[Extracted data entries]
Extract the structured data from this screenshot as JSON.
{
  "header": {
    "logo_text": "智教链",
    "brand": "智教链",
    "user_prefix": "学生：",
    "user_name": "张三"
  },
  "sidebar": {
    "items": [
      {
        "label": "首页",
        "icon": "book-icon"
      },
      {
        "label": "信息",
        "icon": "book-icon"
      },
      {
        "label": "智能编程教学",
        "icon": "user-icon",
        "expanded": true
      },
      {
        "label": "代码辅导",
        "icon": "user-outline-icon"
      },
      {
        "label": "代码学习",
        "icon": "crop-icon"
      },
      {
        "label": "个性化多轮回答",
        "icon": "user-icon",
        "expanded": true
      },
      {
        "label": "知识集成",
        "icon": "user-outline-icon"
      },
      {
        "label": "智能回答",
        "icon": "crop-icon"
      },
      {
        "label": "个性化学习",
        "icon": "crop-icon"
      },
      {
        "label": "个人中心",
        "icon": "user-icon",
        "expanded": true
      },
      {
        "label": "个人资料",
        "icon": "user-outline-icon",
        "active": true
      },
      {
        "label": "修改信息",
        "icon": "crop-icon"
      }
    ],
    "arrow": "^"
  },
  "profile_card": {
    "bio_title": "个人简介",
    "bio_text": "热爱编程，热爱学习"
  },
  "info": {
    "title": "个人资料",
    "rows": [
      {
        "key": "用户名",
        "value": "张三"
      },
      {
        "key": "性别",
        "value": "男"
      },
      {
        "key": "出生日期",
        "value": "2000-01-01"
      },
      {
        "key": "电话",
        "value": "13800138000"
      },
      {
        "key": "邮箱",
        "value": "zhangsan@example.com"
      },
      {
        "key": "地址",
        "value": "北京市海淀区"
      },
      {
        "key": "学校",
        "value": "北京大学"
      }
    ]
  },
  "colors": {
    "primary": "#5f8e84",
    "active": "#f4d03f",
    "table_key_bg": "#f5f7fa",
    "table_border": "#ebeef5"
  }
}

What you have to do:
Spot every line that holds "label" and copy it.

Answer to this problem:
        "label": "首页",
        "label": "信息",
        "label": "智能编程教学",
        "label": "代码辅导",
        "label": "代码学习",
        "label": "个性化多轮回答",
        "label": "知识集成",
        "label": "智能回答",
        "label": "个性化学习",
        "label": "个人中心",
        "label": "个人资料",
        "label": "修改信息",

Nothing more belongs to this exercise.